Repeat the whole listing exactly as written.
** start of ITEMS **
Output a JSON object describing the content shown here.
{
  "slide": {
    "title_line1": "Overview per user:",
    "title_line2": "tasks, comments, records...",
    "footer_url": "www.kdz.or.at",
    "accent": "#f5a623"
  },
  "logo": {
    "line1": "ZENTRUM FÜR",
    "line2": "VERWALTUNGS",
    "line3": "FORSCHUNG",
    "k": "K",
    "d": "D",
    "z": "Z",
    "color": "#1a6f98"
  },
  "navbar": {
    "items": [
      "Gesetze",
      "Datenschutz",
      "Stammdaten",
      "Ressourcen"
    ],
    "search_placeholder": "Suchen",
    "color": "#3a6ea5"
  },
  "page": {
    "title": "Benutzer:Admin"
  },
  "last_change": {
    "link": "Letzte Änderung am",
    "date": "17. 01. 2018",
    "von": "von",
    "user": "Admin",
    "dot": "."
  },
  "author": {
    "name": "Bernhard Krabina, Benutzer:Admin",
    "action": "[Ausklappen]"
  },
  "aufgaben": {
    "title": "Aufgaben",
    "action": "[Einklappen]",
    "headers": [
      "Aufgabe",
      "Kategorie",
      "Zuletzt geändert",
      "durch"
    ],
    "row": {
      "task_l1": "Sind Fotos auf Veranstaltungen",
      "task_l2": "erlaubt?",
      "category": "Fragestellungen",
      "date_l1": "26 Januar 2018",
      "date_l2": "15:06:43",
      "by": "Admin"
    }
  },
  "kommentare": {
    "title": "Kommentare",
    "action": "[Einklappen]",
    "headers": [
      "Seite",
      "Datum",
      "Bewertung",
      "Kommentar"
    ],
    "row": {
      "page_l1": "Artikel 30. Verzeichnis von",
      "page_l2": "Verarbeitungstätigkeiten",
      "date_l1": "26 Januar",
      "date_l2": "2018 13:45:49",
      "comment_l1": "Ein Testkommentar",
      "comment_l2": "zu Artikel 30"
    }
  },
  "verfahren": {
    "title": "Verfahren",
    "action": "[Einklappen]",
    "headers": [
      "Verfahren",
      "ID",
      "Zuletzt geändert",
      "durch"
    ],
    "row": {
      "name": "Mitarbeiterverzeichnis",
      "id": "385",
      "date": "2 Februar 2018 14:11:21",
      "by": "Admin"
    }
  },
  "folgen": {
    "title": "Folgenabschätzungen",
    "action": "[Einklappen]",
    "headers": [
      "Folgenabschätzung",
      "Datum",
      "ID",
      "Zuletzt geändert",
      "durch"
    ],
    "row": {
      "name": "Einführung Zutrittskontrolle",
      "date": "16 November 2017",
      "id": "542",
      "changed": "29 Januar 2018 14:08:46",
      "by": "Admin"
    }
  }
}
** end of ITEMS **
→ THE REPLY:
Output a JSON object describing the content shown here.
{
  "slide": {
    "title_line1": "Overview per user:",
    "title_line2": "tasks, comments, records...",
    "footer_url": "www.kdz.or.at",
    "accent": "#f5a623"
  },
  "logo": {
    "line1": "ZENTRUM FÜR",
    "line2": "VERWALTUNGS",
    "line3": "FORSCHUNG",
    "k": "K",
    "d": "D",
    "z": "Z",
    "color": "#1a6f98"
  },
  "navbar": {
    "items": [
      "Gesetze",
      "Datenschutz",
      "Stammdaten",
      "Ressourcen"
    ],
    "search_placeholder": "Suchen",
    "color": "#3a6ea5"
  },
  "page": {
    "title": "Benutzer:Admin"
  },
  "last_change": {
    "link": "Letzte Änderung am",
    "date": "17. 01. 2018",
    "von": "von",
    "user": "Admin",
    "dot": "."
  },
  "author": {
    "name": "Bernhard Krabina, Benutzer:Admin",
    "action": "[Ausklappen]"
  },
  "aufgaben": {
    "title": "Aufgaben",
    "action": "[Einklappen]",
    "headers": [
      "Aufgabe",
      "Kategorie",
      "Zuletzt geändert",
      "durch"
    ],
    "row": {
      "task_l1": "Sind Fotos auf Veranstaltungen",
      "task_l2": "erlaubt?",
      "category": "Fragestellungen",
      "date_l1": "26 Januar 2018",
      "date_l2": "15:06:43",
      "by": "Admin"
    }
  },
  "kommentare": {
    "title": "Kommentare",
    "action": "[Einklappen]",
    "headers": [
      "Seite",
      "Datum",
      "Bewertung",
      "Kommentar"
    ],
    "row": {
      "page_l1": "Artikel 30. Verzeichnis von",
      "page_l2": "Verarbeitungstätigkeiten",
      "date_l1": "26 Januar",
      "date_l2": "2018 13:45:49",
      "comment_l1": "Ein Testkommentar",
      "comment_l2": "zu Artikel 30"
    }
  },
  "verfahren": {
    "title": "Verfahren",
    "action": "[Einklappen]",
    "headers": [
      "Verfahren",
      "ID",
      "Zuletzt geändert",
      "durch"
    ],
    "row": {
      "name": "Mitarbeiterverzeichnis",
      "id": "385",
      "date": "2 Februar 2018 14:11:21",
      "by": "Admin"
    }
  },
  "folgen": {
    "title": "Folgenabschätzungen",
    "action": "[Einklappen]",
    "headers": [
      "Folgenabschätzung",
      "Datum",
      "ID",
      "Zuletzt geändert",
      "durch"
    ],
    "row": {
      "name": "Einführung Zutrittskontrolle",
      "date": "16 November 2017",
      "id": "542",
      "changed": "29 Januar 2018 14:08:46",
      "by": "Admin"
    }
  }
}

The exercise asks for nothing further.